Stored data
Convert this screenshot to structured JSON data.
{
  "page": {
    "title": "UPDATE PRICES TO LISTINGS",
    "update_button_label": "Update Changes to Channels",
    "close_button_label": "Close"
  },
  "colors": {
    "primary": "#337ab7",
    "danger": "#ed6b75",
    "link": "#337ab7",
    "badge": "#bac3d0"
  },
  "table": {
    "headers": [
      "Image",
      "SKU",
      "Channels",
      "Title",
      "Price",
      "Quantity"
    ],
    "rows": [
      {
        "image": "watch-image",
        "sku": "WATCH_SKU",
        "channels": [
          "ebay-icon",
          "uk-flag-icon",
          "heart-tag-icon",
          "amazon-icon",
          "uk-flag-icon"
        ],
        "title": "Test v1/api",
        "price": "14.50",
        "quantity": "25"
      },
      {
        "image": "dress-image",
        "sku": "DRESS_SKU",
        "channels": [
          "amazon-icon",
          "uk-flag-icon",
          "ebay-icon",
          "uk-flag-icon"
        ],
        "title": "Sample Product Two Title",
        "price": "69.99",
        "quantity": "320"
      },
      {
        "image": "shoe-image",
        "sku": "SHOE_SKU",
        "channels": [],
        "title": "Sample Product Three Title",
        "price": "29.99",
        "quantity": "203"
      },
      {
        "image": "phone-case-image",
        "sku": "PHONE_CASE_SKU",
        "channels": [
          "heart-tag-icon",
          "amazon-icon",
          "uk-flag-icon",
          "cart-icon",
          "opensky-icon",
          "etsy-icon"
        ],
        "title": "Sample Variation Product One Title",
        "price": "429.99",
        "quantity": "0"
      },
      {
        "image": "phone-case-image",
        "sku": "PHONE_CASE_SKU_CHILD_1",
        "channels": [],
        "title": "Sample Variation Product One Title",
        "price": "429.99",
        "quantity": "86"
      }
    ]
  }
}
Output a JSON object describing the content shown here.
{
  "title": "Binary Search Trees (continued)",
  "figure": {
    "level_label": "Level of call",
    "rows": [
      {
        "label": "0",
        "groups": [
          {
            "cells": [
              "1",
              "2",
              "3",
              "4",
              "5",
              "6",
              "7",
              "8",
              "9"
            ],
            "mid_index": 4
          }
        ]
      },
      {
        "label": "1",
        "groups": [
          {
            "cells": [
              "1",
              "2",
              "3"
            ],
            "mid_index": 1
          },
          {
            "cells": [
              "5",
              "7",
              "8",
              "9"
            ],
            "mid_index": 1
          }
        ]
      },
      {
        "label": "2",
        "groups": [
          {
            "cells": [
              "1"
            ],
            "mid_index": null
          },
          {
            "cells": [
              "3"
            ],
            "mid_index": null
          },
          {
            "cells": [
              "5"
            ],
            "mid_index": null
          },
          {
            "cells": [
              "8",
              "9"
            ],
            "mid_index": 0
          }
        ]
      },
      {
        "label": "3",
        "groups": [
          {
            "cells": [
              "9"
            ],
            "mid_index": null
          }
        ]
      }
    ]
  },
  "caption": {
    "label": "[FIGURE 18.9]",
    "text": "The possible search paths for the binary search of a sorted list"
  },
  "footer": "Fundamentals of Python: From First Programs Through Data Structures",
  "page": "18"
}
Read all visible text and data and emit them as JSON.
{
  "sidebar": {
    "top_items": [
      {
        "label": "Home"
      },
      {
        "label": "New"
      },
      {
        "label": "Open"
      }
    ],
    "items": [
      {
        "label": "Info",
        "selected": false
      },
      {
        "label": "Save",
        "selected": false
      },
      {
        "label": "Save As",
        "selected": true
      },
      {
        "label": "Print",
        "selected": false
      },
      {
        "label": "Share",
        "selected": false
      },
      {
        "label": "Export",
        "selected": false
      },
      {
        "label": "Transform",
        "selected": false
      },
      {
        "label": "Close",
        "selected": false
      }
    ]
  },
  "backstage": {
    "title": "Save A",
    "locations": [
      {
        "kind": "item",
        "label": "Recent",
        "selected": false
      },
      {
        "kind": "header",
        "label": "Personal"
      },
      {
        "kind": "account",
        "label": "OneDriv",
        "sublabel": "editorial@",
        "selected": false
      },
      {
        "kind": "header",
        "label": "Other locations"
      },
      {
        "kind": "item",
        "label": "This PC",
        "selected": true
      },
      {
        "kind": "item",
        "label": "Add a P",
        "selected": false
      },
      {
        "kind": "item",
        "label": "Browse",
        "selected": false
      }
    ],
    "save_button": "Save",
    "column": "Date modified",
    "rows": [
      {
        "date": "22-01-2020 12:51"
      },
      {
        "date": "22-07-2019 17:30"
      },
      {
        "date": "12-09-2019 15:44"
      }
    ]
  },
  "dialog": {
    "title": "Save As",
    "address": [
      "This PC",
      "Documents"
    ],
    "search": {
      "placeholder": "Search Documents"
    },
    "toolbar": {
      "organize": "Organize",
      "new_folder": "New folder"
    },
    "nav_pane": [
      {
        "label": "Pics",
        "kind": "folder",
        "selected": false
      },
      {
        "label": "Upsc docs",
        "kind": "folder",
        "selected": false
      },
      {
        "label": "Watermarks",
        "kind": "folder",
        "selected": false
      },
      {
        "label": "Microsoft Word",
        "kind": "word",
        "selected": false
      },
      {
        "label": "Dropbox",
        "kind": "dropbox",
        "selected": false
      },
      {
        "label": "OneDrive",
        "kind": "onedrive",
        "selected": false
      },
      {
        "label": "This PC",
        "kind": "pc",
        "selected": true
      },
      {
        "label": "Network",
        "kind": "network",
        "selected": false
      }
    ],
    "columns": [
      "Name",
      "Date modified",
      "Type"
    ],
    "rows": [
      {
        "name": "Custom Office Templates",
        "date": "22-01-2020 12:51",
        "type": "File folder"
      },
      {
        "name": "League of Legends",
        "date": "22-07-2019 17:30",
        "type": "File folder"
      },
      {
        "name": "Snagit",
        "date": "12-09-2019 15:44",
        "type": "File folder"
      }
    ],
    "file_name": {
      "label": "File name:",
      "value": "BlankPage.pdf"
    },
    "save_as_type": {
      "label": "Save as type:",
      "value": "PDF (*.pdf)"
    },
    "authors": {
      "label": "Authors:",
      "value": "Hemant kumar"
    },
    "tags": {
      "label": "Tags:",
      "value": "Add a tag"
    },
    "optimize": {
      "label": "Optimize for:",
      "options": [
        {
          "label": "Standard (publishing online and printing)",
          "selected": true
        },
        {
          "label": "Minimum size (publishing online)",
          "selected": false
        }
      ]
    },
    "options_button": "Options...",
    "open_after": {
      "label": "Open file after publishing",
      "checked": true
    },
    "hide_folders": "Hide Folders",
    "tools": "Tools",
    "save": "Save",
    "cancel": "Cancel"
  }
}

» WORK INSTRUCTIONS:
Reproduce all of the records exactly.

» EXPECTED OUTPUT:
Convert this screenshot to structured JSON data.
{
  "page": {
    "title": "UPDATE PRICES TO LISTINGS",
    "update_button_label": "Update Changes to Channels",
    "close_button_label": "Close"
  },
  "colors": {
    "primary": "#337ab7",
    "danger": "#ed6b75",
    "link": "#337ab7",
    "badge": "#bac3d0"
  },
  "table": {
    "headers": [
      "Image",
      "SKU",
      "Channels",
      "Title",
      "Price",
      "Quantity"
    ],
    "rows": [
      {
        "image": "watch-image",
        "sku": "WATCH_SKU",
        "channels": [
          "ebay-icon",
          "uk-flag-icon",
          "heart-tag-icon",
          "amazon-icon",
          "uk-flag-icon"
        ],
        "title": "Test v1/api",
        "price": "14.50",
        "quantity": "25"
      },
      {
        "image": "dress-image",
        "sku": "DRESS_SKU",
        "channels": [
          "amazon-icon",
          "uk-flag-icon",
          "ebay-icon",
          "uk-flag-icon"
        ],
        "title": "Sample Product Two Title",
        "price": "69.99",
        "quantity": "320"
      },
      {
        "image": "shoe-image",
        "sku": "SHOE_SKU",
        "channels": [],
        "title": "Sample Product Three Title",
        "price": "29.99",
        "quantity": "203"
      },
      {
        "image": "phone-case-image",
        "sku": "PHONE_CASE_SKU",
        "channels": [
          "heart-tag-icon",
          "amazon-icon",
          "uk-flag-icon",
          "cart-icon",
          "opensky-icon",
          "etsy-icon"
        ],
        "title": "Sample Variation Product One Title",
        "price": "429.99",
        "quantity": "0"
      },
      {
        "image": "phone-case-image",
        "sku": "PHONE_CASE_SKU_CHILD_1",
        "channels": [],
        "title": "Sample Variation Product One Title",
        "price": "429.99",
        "quantity": "86"
      }
    ]
  }
}
Output a JSON object describing the content shown here.
{
  "title": "Binary Search Trees (continued)",
  "figure": {
    "level_label": "Level of call",
    "rows": [
      {
        "label": "0",
        "groups": [
          {
            "cells": [
              "1",
              "2",
              "3",
              "4",
              "5",
              "6",
              "7",
              "8",
              "9"
            ],
            "mid_index": 4
          }
        ]
      },
      {
        "label": "1",
        "groups": [
          {
            "cells": [
              "1",
              "2",
              "3"
            ],
            "mid_index": 1
          },
          {
            "cells": [
              "5",
              "7",
              "8",
              "9"
            ],
            "mid_index": 1
          }
        ]
      },
      {
        "label": "2",
        "groups": [
          {
            "cells": [
              "1"
            ],
            "mid_index": null
          },
          {
            "cells": [
              "3"
            ],
            "mid_index": null
          },
          {
            "cells": [
              "5"
            ],
            "mid_index": null
          },
          {
            "cells": [
              "8",
              "9"
            ],
            "mid_index": 0
          }
        ]
      },
      {
        "label": "3",
        "groups": [
          {
            "cells": [
              "9"
            ],
            "mid_index": null
          }
        ]
      }
    ]
  },
  "caption": {
    "label": "[FIGURE 18.9]",
    "text": "The possible search paths for the binary search of a sorted list"
  },
  "footer": "Fundamentals of Python: From First Programs Through Data Structures",
  "page": "18"
}
Read all visible text and data and emit them as JSON.
{
  "sidebar": {
    "top_items": [
      {
        "label": "Home"
      },
      {
        "label": "New"
      },
      {
        "label": "Open"
      }
    ],
    "items": [
      {
        "label": "Info",
        "selected": false
      },
      {
        "label": "Save",
        "selected": false
      },
      {
        "label": "Save As",
        "selected": true
      },
      {
        "label": "Print",
        "selected": false
      },
      {
        "label": "Share",
        "selected": false
      },
      {
        "label": "Export",
        "selected": false
      },
      {
        "label": "Transform",
        "selected": false
      },
      {
        "label": "Close",
        "selected": false
      }
    ]
  },
  "backstage": {
    "title": "Save A",
    "locations": [
      {
        "kind": "item",
        "label": "Recent",
        "selected": false
      },
      {
        "kind": "header",
        "label": "Personal"
      },
      {
        "kind": "account",
        "label": "OneDriv",
        "sublabel": "editorial@",
        "selected": false
      },
      {
        "kind": "header",
        "label": "Other locations"
      },
      {
        "kind": "item",
        "label": "This PC",
        "selected": true
      },
      {
        "kind": "item",
        "label": "Add a P",
        "selected": false
      },
      {
        "kind": "item",
        "label": "Browse",
        "selected": false
      }
    ],
    "save_button": "Save",
    "column": "Date modified",
    "rows": [
      {
        "date": "22-01-2020 12:51"
      },
      {
        "date": "22-07-2019 17:30"
      },
      {
        "date": "12-09-2019 15:44"
      }
    ]
  },
  "dialog": {
    "title": "Save As",
    "address": [
      "This PC",
      "Documents"
    ],
    "search": {
      "placeholder": "Search Documents"
    },
    "toolbar": {
      "organize": "Organize",
      "new_folder": "New folder"
    },
    "nav_pane": [
      {
        "label": "Pics",
        "kind": "folder",
        "selected": false
      },
      {
        "label": "Upsc docs",
        "kind": "folder",
        "selected": false
      },
      {
        "label": "Watermarks",
        "kind": "folder",
        "selected": false
      },
      {
        "label": "Microsoft Word",
        "kind": "word",
        "selected": false
      },
      {
        "label": "Dropbox",
        "kind": "dropbox",
        "selected": false
      },
      {
        "label": "OneDrive",
        "kind": "onedrive",
        "selected": false
      },
      {
        "label": "This PC",
        "kind": "pc",
        "selected": true
      },
      {
        "label": "Network",
        "kind": "network",
        "selected": false
      }
    ],
    "columns": [
      "Name",
      "Date modified",
      "Type"
    ],
    "rows": [
      {
        "name": "Custom Office Templates",
        "date": "22-01-2020 12:51",
        "type": "File folder"
      },
      {
        "name": "League of Legends",
        "date": "22-07-2019 17:30",
        "type": "File folder"
      },
      {
        "name": "Snagit",
        "date": "12-09-2019 15:44",
        "type": "File folder"
      }
    ],
    "file_name": {
      "label": "File name:",
      "value": "BlankPage.pdf"
    },
    "save_as_type": {
      "label": "Save as type:",
      "value": "PDF (*.pdf)"
    },
    "authors": {
      "label": "Authors:",
      "value": "Hemant kumar"
    },
    "tags": {
      "label": "Tags:",
      "value": "Add a tag"
    },
    "optimize": {
      "label": "Optimize for:",
      "options": [
        {
          "label": "Standard (publishing online and printing)",
          "selected": true
        },
        {
          "label": "Minimum size (publishing online)",
          "selected": false
        }
      ]
    },
    "options_button": "Options...",
    "open_after": {
      "label": "Open file after publishing",
      "checked": true
    },
    "hide_folders": "Hide Folders",
    "tools": "Tools",
    "save": "Save",
    "cancel": "Cancel"
  }
}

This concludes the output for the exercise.